• **Do this**
Copy all the entries below exactly, but not the pictures.

• **Listed records**
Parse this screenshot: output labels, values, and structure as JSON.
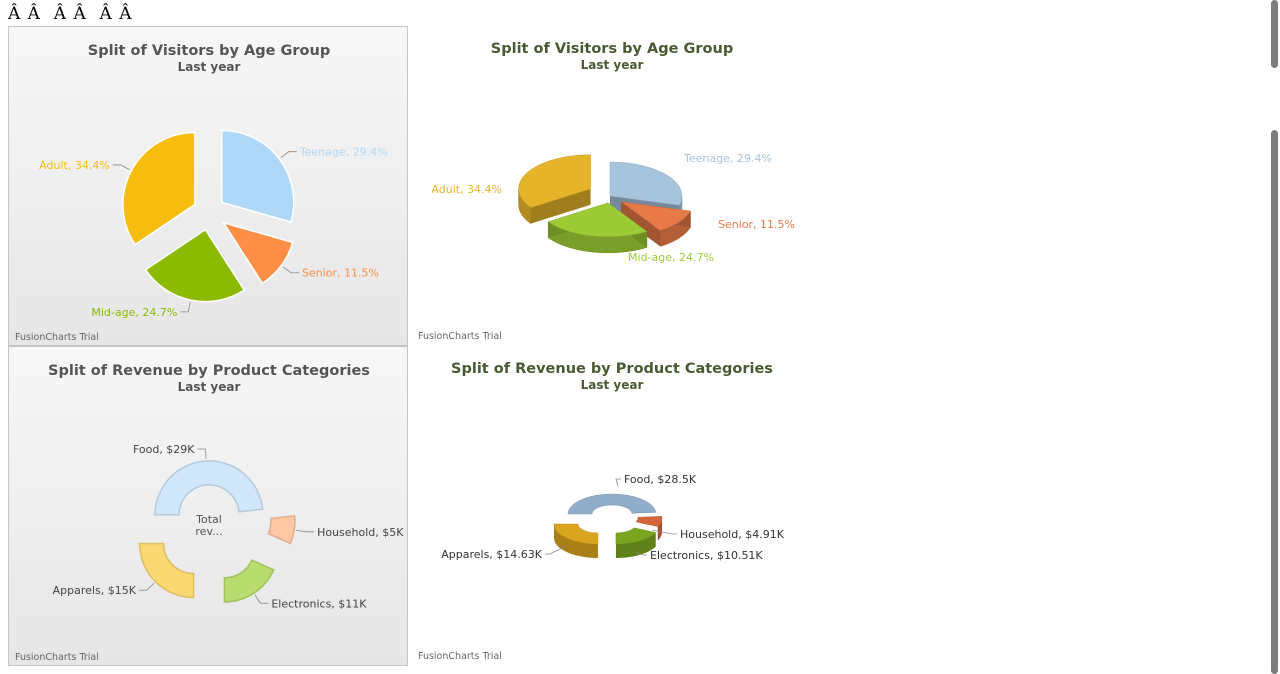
{
  "page": {
    "top_text": "Â Â  Â Â  Â Â",
    "watermark": "FusionCharts Trial"
  },
  "colors": {
    "blue": "#afd8f8",
    "yellow": "#f6bd0f",
    "green": "#8bba00",
    "orange": "#ff8e46",
    "blue3d": "#a7c4dd",
    "title2": "#4a5a32"
  },
  "chart_data": [
    {
      "type": "pie",
      "title": "Split of Visitors by Age Group",
      "subtitle": "Last year",
      "slices": [
        {
          "label": "Teenage",
          "value": 29.4,
          "display": "Teenage, 29.4%",
          "color": "#afd8f8"
        },
        {
          "label": "Senior",
          "value": 11.5,
          "display": "Senior, 11.5%",
          "color": "#ff8e46"
        },
        {
          "label": "Mid-age",
          "value": 24.7,
          "display": "Mid-age, 24.7%",
          "color": "#8bba00"
        },
        {
          "label": "Adult",
          "value": 34.4,
          "display": "Adult, 34.4%",
          "color": "#f6bd0f"
        }
      ]
    },
    {
      "type": "pie",
      "title": "Split of Visitors by Age Group",
      "subtitle": "Last year",
      "slices": [
        {
          "label": "Teenage",
          "value": 29.4,
          "display": "Teenage, 29.4%",
          "color": "#a7c4dd"
        },
        {
          "label": "Senior",
          "value": 11.5,
          "display": "Senior, 11.5%",
          "color": "#e87a47"
        },
        {
          "label": "Mid-age",
          "value": 24.7,
          "display": "Mid-age, 24.7%",
          "color": "#9ccb35"
        },
        {
          "label": "Adult",
          "value": 34.4,
          "display": "Adult, 34.4%",
          "color": "#e6b42a"
        }
      ]
    },
    {
      "type": "pie",
      "title": "Split of Revenue by Product Categories",
      "subtitle": "Last year",
      "center_label": [
        "Total",
        "rev..."
      ],
      "slices": [
        {
          "label": "Food",
          "value": 29,
          "display": "Food, $29K",
          "color": "#cfe6fb"
        },
        {
          "label": "Household",
          "value": 5,
          "display": "Household, $5K",
          "color": "#ffc7a3"
        },
        {
          "label": "Electronics",
          "value": 11,
          "display": "Electronics, $11K",
          "color": "#b8dc6e"
        },
        {
          "label": "Apparels",
          "value": 15,
          "display": "Apparels, $15K",
          "color": "#fbd872"
        }
      ]
    },
    {
      "type": "pie",
      "title": "Split of Revenue by Product Categories",
      "subtitle": "Last year",
      "slices": [
        {
          "label": "Food",
          "value": 28.5,
          "display": "Food, $28.5K",
          "color": "#8facc8"
        },
        {
          "label": "Household",
          "value": 4.91,
          "display": "Household, $4.91K",
          "color": "#d4673a"
        },
        {
          "label": "Electronics",
          "value": 10.51,
          "display": "Electronics, $10.51K",
          "color": "#7aa521"
        },
        {
          "label": "Apparels",
          "value": 14.63,
          "display": "Apparels, $14.63K",
          "color": "#d9a41e"
        }
      ]
    }
  ]
}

• **Solution below**
Parse this screenshot: output labels, values, and structure as JSON.
{
  "page": {
    "top_text": "Â Â  Â Â  Â Â",
    "watermark": "FusionCharts Trial"
  },
  "colors": {
    "blue": "#afd8f8",
    "yellow": "#f6bd0f",
    "green": "#8bba00",
    "orange": "#ff8e46",
    "blue3d": "#a7c4dd",
    "title2": "#4a5a32"
  },
  "chart_data": [
    {
      "type": "pie",
      "title": "Split of Visitors by Age Group",
      "subtitle": "Last year",
      "slices": [
        {
          "label": "Teenage",
          "value": 29.4,
          "display": "Teenage, 29.4%",
          "color": "#afd8f8"
        },
        {
          "label": "Senior",
          "value": 11.5,
          "display": "Senior, 11.5%",
          "color": "#ff8e46"
        },
        {
          "label": "Mid-age",
          "value": 24.7,
          "display": "Mid-age, 24.7%",
          "color": "#8bba00"
        },
        {
          "label": "Adult",
          "value": 34.4,
          "display": "Adult, 34.4%",
          "color": "#f6bd0f"
        }
      ]
    },
    {
      "type": "pie",
      "title": "Split of Visitors by Age Group",
      "subtitle": "Last year",
      "slices": [
        {
          "label": "Teenage",
          "value": 29.4,
          "display": "Teenage, 29.4%",
          "color": "#a7c4dd"
        },
        {
          "label": "Senior",
          "value": 11.5,
          "display": "Senior, 11.5%",
          "color": "#e87a47"
        },
        {
          "label": "Mid-age",
          "value": 24.7,
          "display": "Mid-age, 24.7%",
          "color": "#9ccb35"
        },
        {
          "label": "Adult",
          "value": 34.4,
          "display": "Adult, 34.4%",
          "color": "#e6b42a"
        }
      ]
    },
    {
      "type": "pie",
      "title": "Split of Revenue by Product Categories",
      "subtitle": "Last year",
      "center_label": [
        "Total",
        "rev..."
      ],
      "slices": [
        {
          "label": "Food",
          "value": 29,
          "display": "Food, $29K",
          "color": "#cfe6fb"
        },
        {
          "label": "Household",
          "value": 5,
          "display": "Household, $5K",
          "color": "#ffc7a3"
        },
        {
          "label": "Electronics",
          "value": 11,
          "display": "Electronics, $11K",
          "color": "#b8dc6e"
        },
        {
          "label": "Apparels",
          "value": 15,
          "display": "Apparels, $15K",
          "color": "#fbd872"
        }
      ]
    },
    {
      "type": "pie",
      "title": "Split of Revenue by Product Categories",
      "subtitle": "Last year",
      "slices": [
        {
          "label": "Food",
          "value": 28.5,
          "display": "Food, $28.5K",
          "color": "#8facc8"
        },
        {
          "label": "Household",
          "value": 4.91,
          "display": "Household, $4.91K",
          "color": "#d4673a"
        },
        {
          "label": "Electronics",
          "value": 10.51,
          "display": "Electronics, $10.51K",
          "color": "#7aa521"
        },
        {
          "label": "Apparels",
          "value": 14.63,
          "display": "Apparels, $14.63K",
          "color": "#d9a41e"
        }
      ]
    }
  ]
}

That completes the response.